-- start of Given records --

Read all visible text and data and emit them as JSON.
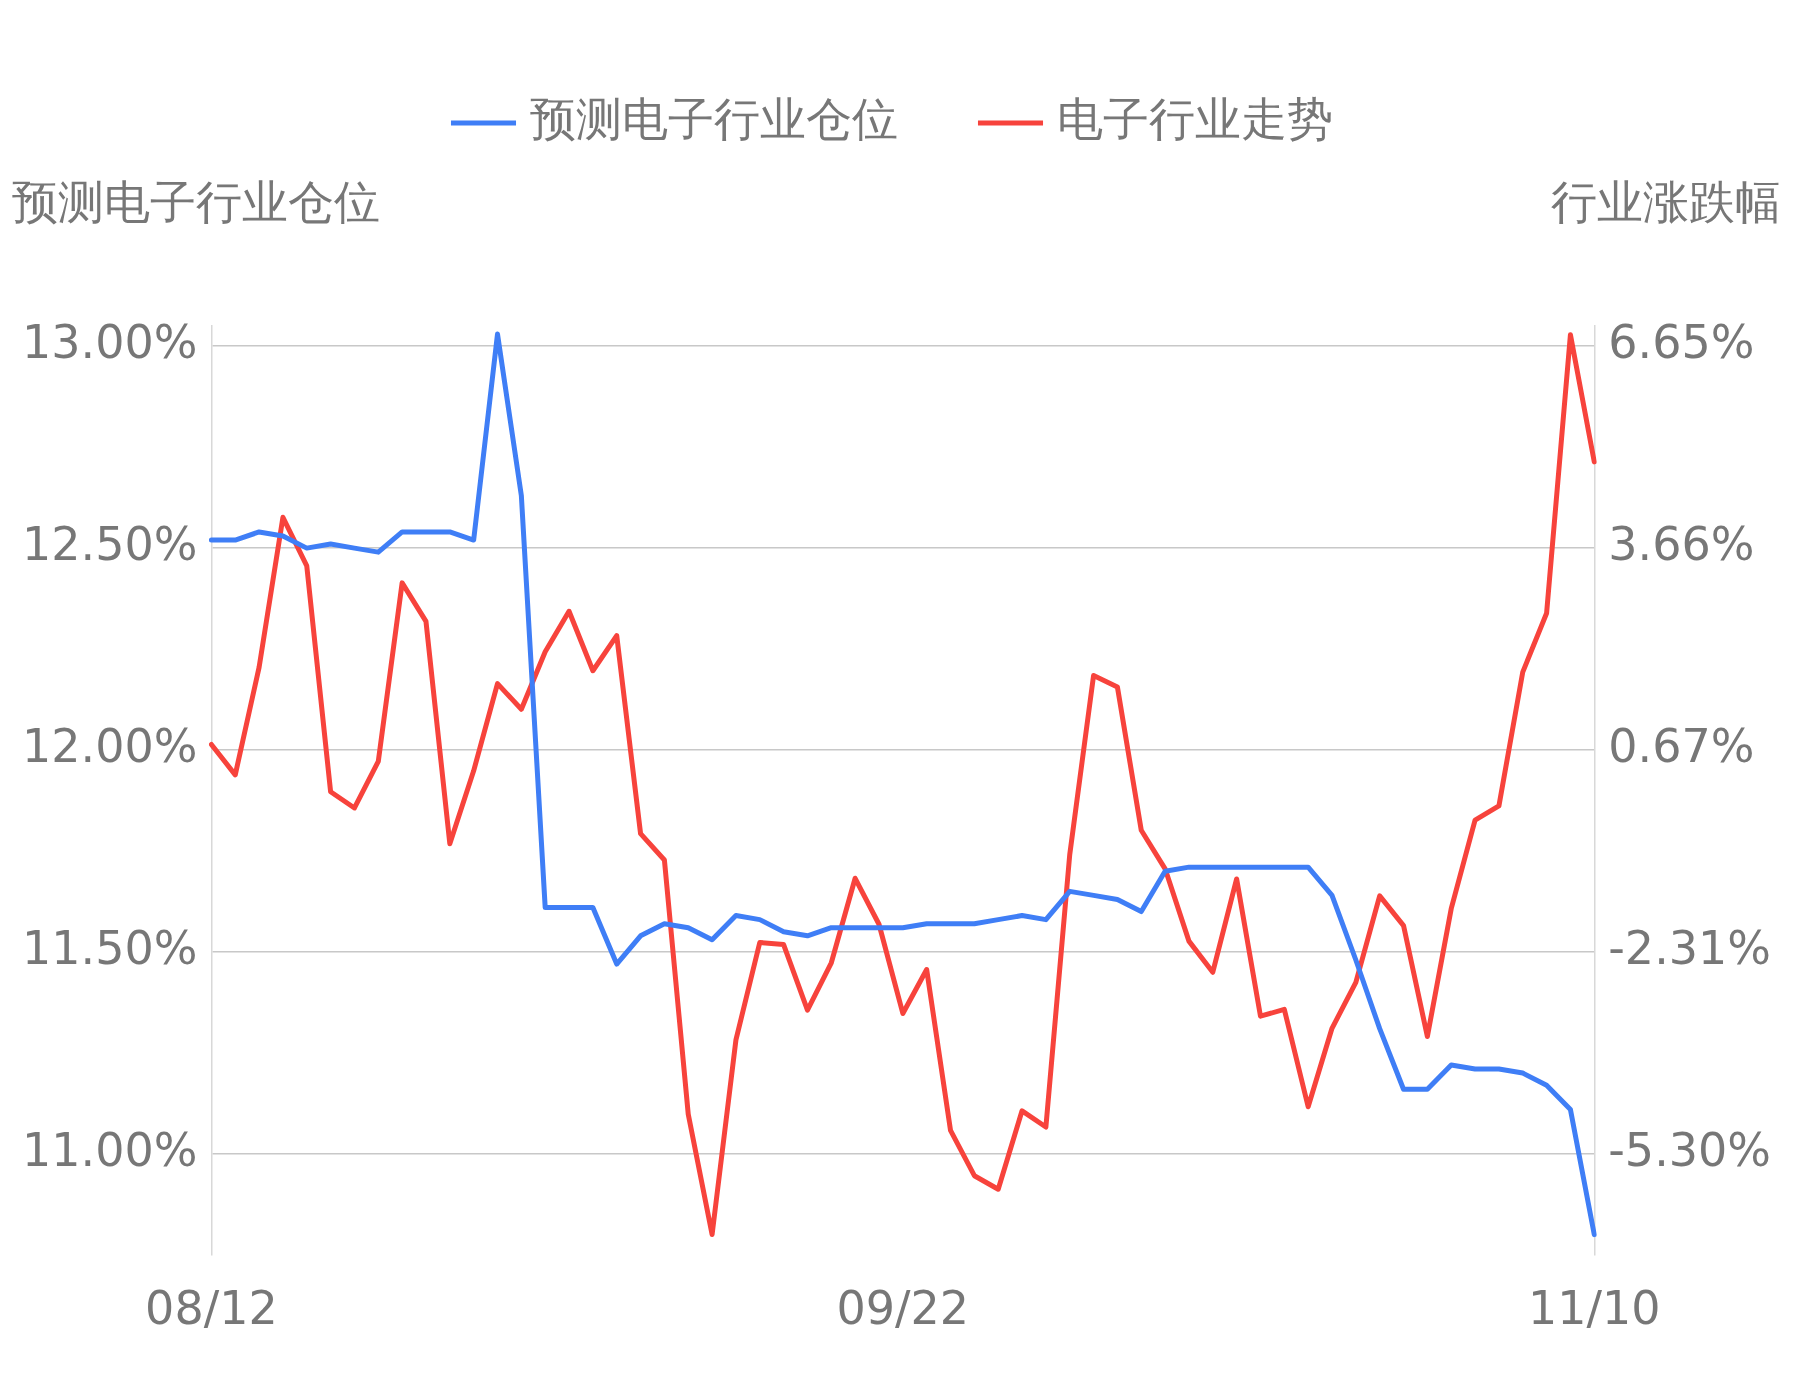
{
  "chart_data": {
    "type": "line",
    "ylabel": "预测电子行业仓位",
    "y2label": "行业涨跌幅",
    "categories": [
      "08/12",
      null,
      null,
      null,
      null,
      null,
      null,
      null,
      null,
      null,
      null,
      null,
      null,
      null,
      null,
      null,
      null,
      null,
      null,
      null,
      null,
      null,
      null,
      null,
      null,
      null,
      null,
      null,
      null,
      "09/22",
      null,
      null,
      null,
      null,
      null,
      null,
      null,
      null,
      null,
      null,
      null,
      null,
      null,
      null,
      null,
      null,
      null,
      null,
      null,
      null,
      null,
      null,
      null,
      null,
      null,
      null,
      null,
      null,
      "11/10"
    ],
    "series": [
      {
        "name": "预测电子行业仓位",
        "color": "#3f7ef6",
        "values": [
          12.52,
          12.52,
          12.54,
          12.53,
          12.5,
          12.51,
          12.5,
          12.49,
          12.54,
          12.54,
          12.54,
          12.52,
          13.03,
          12.63,
          11.61,
          11.61,
          11.61,
          11.47,
          11.54,
          11.57,
          11.56,
          11.53,
          11.59,
          11.58,
          11.55,
          11.54,
          11.56,
          11.56,
          11.56,
          11.56,
          11.57,
          11.57,
          11.57,
          11.58,
          11.59,
          11.58,
          11.65,
          11.64,
          11.63,
          11.6,
          11.7,
          11.71,
          11.71,
          11.71,
          11.71,
          11.71,
          11.71,
          11.64,
          11.48,
          11.31,
          11.16,
          11.16,
          11.22,
          11.21,
          11.21,
          11.2,
          11.17,
          11.11,
          10.8
        ]
      },
      {
        "name": "电子行业走势",
        "color": "#f7433c",
        "axis": "y2",
        "values": [
          0.76,
          0.31,
          1.9,
          4.12,
          3.4,
          0.06,
          -0.18,
          0.51,
          3.15,
          2.58,
          -0.71,
          0.37,
          1.66,
          1.28,
          2.13,
          2.73,
          1.85,
          2.37,
          -0.56,
          -0.95,
          -4.71,
          -6.49,
          -3.61,
          -2.17,
          -2.2,
          -3.17,
          -2.47,
          -1.22,
          -1.9,
          -3.22,
          -2.57,
          -4.95,
          -5.62,
          -5.82,
          -4.66,
          -4.9,
          -0.87,
          1.78,
          1.61,
          -0.51,
          -1.08,
          -2.15,
          -2.61,
          -1.23,
          -3.26,
          -3.16,
          -4.6,
          -3.44,
          -2.76,
          -1.48,
          -1.92,
          -3.56,
          -1.67,
          -0.36,
          -0.15,
          1.83,
          2.7,
          6.82,
          4.94
        ]
      }
    ],
    "ylim": [
      10.75,
      13.05
    ],
    "yticks": [
      {
        "value": 11,
        "label": "11.00%"
      },
      {
        "value": 11.5,
        "label": "11.50%"
      },
      {
        "value": 12,
        "label": "12.00%"
      },
      {
        "value": 12.5,
        "label": "12.50%"
      },
      {
        "value": 13,
        "label": "13.00%"
      }
    ],
    "y2lim": [
      -6.79,
      6.95
    ],
    "y2ticks": [
      {
        "value": -5.3,
        "label": "-5.30%"
      },
      {
        "value": -2.31,
        "label": "-2.31%"
      },
      {
        "value": 0.67,
        "label": "0.67%"
      },
      {
        "value": 3.66,
        "label": "3.66%"
      },
      {
        "value": 6.65,
        "label": "6.65%"
      }
    ],
    "grid": "y",
    "legend": "top",
    "marker": "none",
    "line_style": "solid"
  }
}
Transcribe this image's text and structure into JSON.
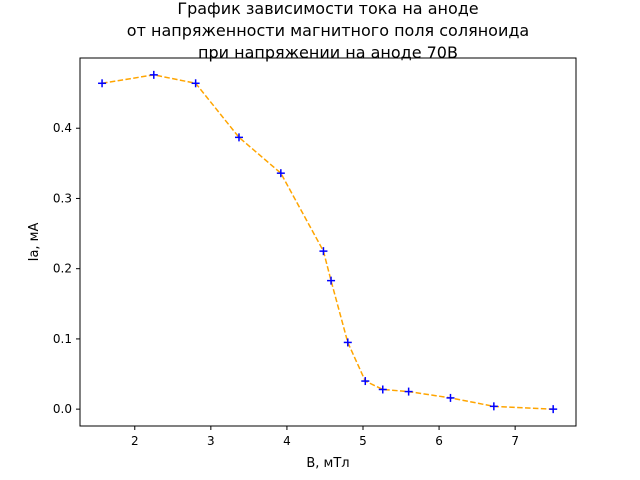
{
  "chart_data": {
    "type": "line",
    "title": [
      "График зависимости тока на аноде",
      "от напряженности магнитного поля соляноида",
      "при напряжении на аноде 70В"
    ],
    "xlabel": "B, мТл",
    "ylabel": "Ia, мА",
    "xlim": [
      1.28,
      7.8
    ],
    "ylim": [
      -0.024,
      0.5
    ],
    "xticks": [
      2,
      3,
      4,
      5,
      6,
      7
    ],
    "yticks": [
      0.0,
      0.1,
      0.2,
      0.3,
      0.4
    ],
    "ytick_labels": [
      "0.0",
      "0.1",
      "0.2",
      "0.3",
      "0.4"
    ],
    "grid": false,
    "series": [
      {
        "line_color": "#ffa500",
        "line_style": "dashed",
        "marker": "+",
        "marker_color": "#0000ff",
        "x": [
          1.57,
          2.25,
          2.8,
          3.37,
          3.92,
          4.48,
          4.58,
          4.8,
          5.03,
          5.26,
          5.6,
          6.15,
          6.72,
          7.5
        ],
        "y": [
          0.464,
          0.476,
          0.464,
          0.387,
          0.336,
          0.225,
          0.183,
          0.095,
          0.04,
          0.028,
          0.025,
          0.016,
          0.004,
          0.0
        ]
      }
    ]
  }
}
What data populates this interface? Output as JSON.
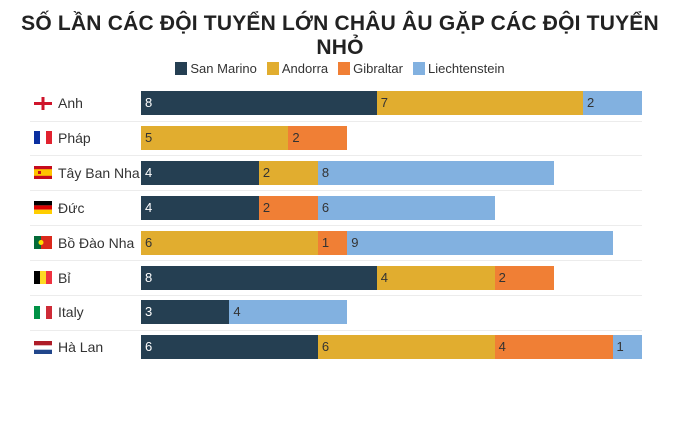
{
  "chart_data": {
    "type": "bar",
    "orientation": "horizontal",
    "stacked": true,
    "title": "SỐ LẦN CÁC ĐỘI TUYỂN LỚN CHÂU ÂU GẶP CÁC ĐỘI TUYỂN NHỎ",
    "legend_position": "top",
    "grid": false,
    "categories": [
      "Anh",
      "Pháp",
      "Tây Ban Nha",
      "Đức",
      "Bồ Đào Nha",
      "Bỉ",
      "Italy",
      "Hà Lan"
    ],
    "flags": [
      "england",
      "france",
      "spain",
      "germany",
      "portugal",
      "belgium",
      "italy",
      "netherlands"
    ],
    "series": [
      {
        "name": "San Marino",
        "color": "#253f52",
        "values": [
          8,
          0,
          4,
          4,
          0,
          8,
          3,
          6
        ]
      },
      {
        "name": "Andorra",
        "color": "#e1ad2f",
        "values": [
          7,
          5,
          2,
          0,
          6,
          4,
          0,
          6
        ]
      },
      {
        "name": "Gibraltar",
        "color": "#f07f35",
        "values": [
          0,
          2,
          0,
          2,
          1,
          2,
          0,
          4
        ]
      },
      {
        "name": "Liechtenstein",
        "color": "#82b1e0",
        "values": [
          2,
          0,
          8,
          6,
          9,
          0,
          4,
          1
        ]
      }
    ],
    "xlim": [
      0,
      17
    ]
  }
}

-- end of Given records --

- What is expected:
Reproduce each line word for word and drop the pictures.

- Answer in full:
Read all visible text and data and emit them as JSON.
{
  "chart_data": {
    "type": "line",
    "ylabel": "预测电子行业仓位",
    "y2label": "行业涨跌幅",
    "categories": [
      "08/12",
      null,
      null,
      null,
      null,
      null,
      null,
      null,
      null,
      null,
      null,
      null,
      null,
      null,
      null,
      null,
      null,
      null,
      null,
      null,
      null,
      null,
      null,
      null,
      null,
      null,
      null,
      null,
      null,
      "09/22",
      null,
      null,
      null,
      null,
      null,
      null,
      null,
      null,
      null,
      null,
      null,
      null,
      null,
      null,
      null,
      null,
      null,
      null,
      null,
      null,
      null,
      null,
      null,
      null,
      null,
      null,
      null,
      null,
      "11/10"
    ],
    "series": [
      {
        "name": "预测电子行业仓位",
        "color": "#3f7ef6",
        "values": [
          12.52,
          12.52,
          12.54,
          12.53,
          12.5,
          12.51,
          12.5,
          12.49,
          12.54,
          12.54,
          12.54,
          12.52,
          13.03,
          12.63,
          11.61,
          11.61,
          11.61,
          11.47,
          11.54,
          11.57,
          11.56,
          11.53,
          11.59,
          11.58,
          11.55,
          11.54,
          11.56,
          11.56,
          11.56,
          11.56,
          11.57,
          11.57,
          11.57,
          11.58,
          11.59,
          11.58,
          11.65,
          11.64,
          11.63,
          11.6,
          11.7,
          11.71,
          11.71,
          11.71,
          11.71,
          11.71,
          11.71,
          11.64,
          11.48,
          11.31,
          11.16,
          11.16,
          11.22,
          11.21,
          11.21,
          11.2,
          11.17,
          11.11,
          10.8
        ]
      },
      {
        "name": "电子行业走势",
        "color": "#f7433c",
        "axis": "y2",
        "values": [
          0.76,
          0.31,
          1.9,
          4.12,
          3.4,
          0.06,
          -0.18,
          0.51,
          3.15,
          2.58,
          -0.71,
          0.37,
          1.66,
          1.28,
          2.13,
          2.73,
          1.85,
          2.37,
          -0.56,
          -0.95,
          -4.71,
          -6.49,
          -3.61,
          -2.17,
          -2.2,
          -3.17,
          -2.47,
          -1.22,
          -1.9,
          -3.22,
          -2.57,
          -4.95,
          -5.62,
          -5.82,
          -4.66,
          -4.9,
          -0.87,
          1.78,
          1.61,
          -0.51,
          -1.08,
          -2.15,
          -2.61,
          -1.23,
          -3.26,
          -3.16,
          -4.6,
          -3.44,
          -2.76,
          -1.48,
          -1.92,
          -3.56,
          -1.67,
          -0.36,
          -0.15,
          1.83,
          2.7,
          6.82,
          4.94
        ]
      }
    ],
    "ylim": [
      10.75,
      13.05
    ],
    "yticks": [
      {
        "value": 11,
        "label": "11.00%"
      },
      {
        "value": 11.5,
        "label": "11.50%"
      },
      {
        "value": 12,
        "label": "12.00%"
      },
      {
        "value": 12.5,
        "label": "12.50%"
      },
      {
        "value": 13,
        "label": "13.00%"
      }
    ],
    "y2lim": [
      -6.79,
      6.95
    ],
    "y2ticks": [
      {
        "value": -5.3,
        "label": "-5.30%"
      },
      {
        "value": -2.31,
        "label": "-2.31%"
      },
      {
        "value": 0.67,
        "label": "0.67%"
      },
      {
        "value": 3.66,
        "label": "3.66%"
      },
      {
        "value": 6.65,
        "label": "6.65%"
      }
    ],
    "grid": "y",
    "legend": "top",
    "marker": "none",
    "line_style": "solid"
  }
}
Transcribe this image's text and structure into JSON.
{
  "chart_data": {
    "type": "line",
    "title": [
      "График зависимости тока на аноде",
      "от напряженности магнитного поля соляноида",
      "при напряжении на аноде 70В"
    ],
    "xlabel": "B, мТл",
    "ylabel": "Ia, мА",
    "xlim": [
      1.28,
      7.8
    ],
    "ylim": [
      -0.024,
      0.5
    ],
    "xticks": [
      2,
      3,
      4,
      5,
      6,
      7
    ],
    "yticks": [
      0.0,
      0.1,
      0.2,
      0.3,
      0.4
    ],
    "ytick_labels": [
      "0.0",
      "0.1",
      "0.2",
      "0.3",
      "0.4"
    ],
    "grid": false,
    "series": [
      {
        "line_color": "#ffa500",
        "line_style": "dashed",
        "marker": "+",
        "marker_color": "#0000ff",
        "x": [
          1.57,
          2.25,
          2.8,
          3.37,
          3.92,
          4.48,
          4.58,
          4.8,
          5.03,
          5.26,
          5.6,
          6.15,
          6.72,
          7.5
        ],
        "y": [
          0.464,
          0.476,
          0.464,
          0.387,
          0.336,
          0.225,
          0.183,
          0.095,
          0.04,
          0.028,
          0.025,
          0.016,
          0.004,
          0.0
        ]
      }
    ]
  }
}
What data populates this interface? Output as JSON.
{
  "chart_data": {
    "type": "bar",
    "orientation": "horizontal",
    "stacked": true,
    "title": "SỐ LẦN CÁC ĐỘI TUYỂN LỚN CHÂU ÂU GẶP CÁC ĐỘI TUYỂN NHỎ",
    "legend_position": "top",
    "grid": false,
    "categories": [
      "Anh",
      "Pháp",
      "Tây Ban Nha",
      "Đức",
      "Bồ Đào Nha",
      "Bỉ",
      "Italy",
      "Hà Lan"
    ],
    "flags": [
      "england",
      "france",
      "spain",
      "germany",
      "portugal",
      "belgium",
      "italy",
      "netherlands"
    ],
    "series": [
      {
        "name": "San Marino",
        "color": "#253f52",
        "values": [
          8,
          0,
          4,
          4,
          0,
          8,
          3,
          6
        ]
      },
      {
        "name": "Andorra",
        "color": "#e1ad2f",
        "values": [
          7,
          5,
          2,
          0,
          6,
          4,
          0,
          6
        ]
      },
      {
        "name": "Gibraltar",
        "color": "#f07f35",
        "values": [
          0,
          2,
          0,
          2,
          1,
          2,
          0,
          4
        ]
      },
      {
        "name": "Liechtenstein",
        "color": "#82b1e0",
        "values": [
          2,
          0,
          8,
          6,
          9,
          0,
          4,
          1
        ]
      }
    ],
    "xlim": [
      0,
      17
    ]
  }
}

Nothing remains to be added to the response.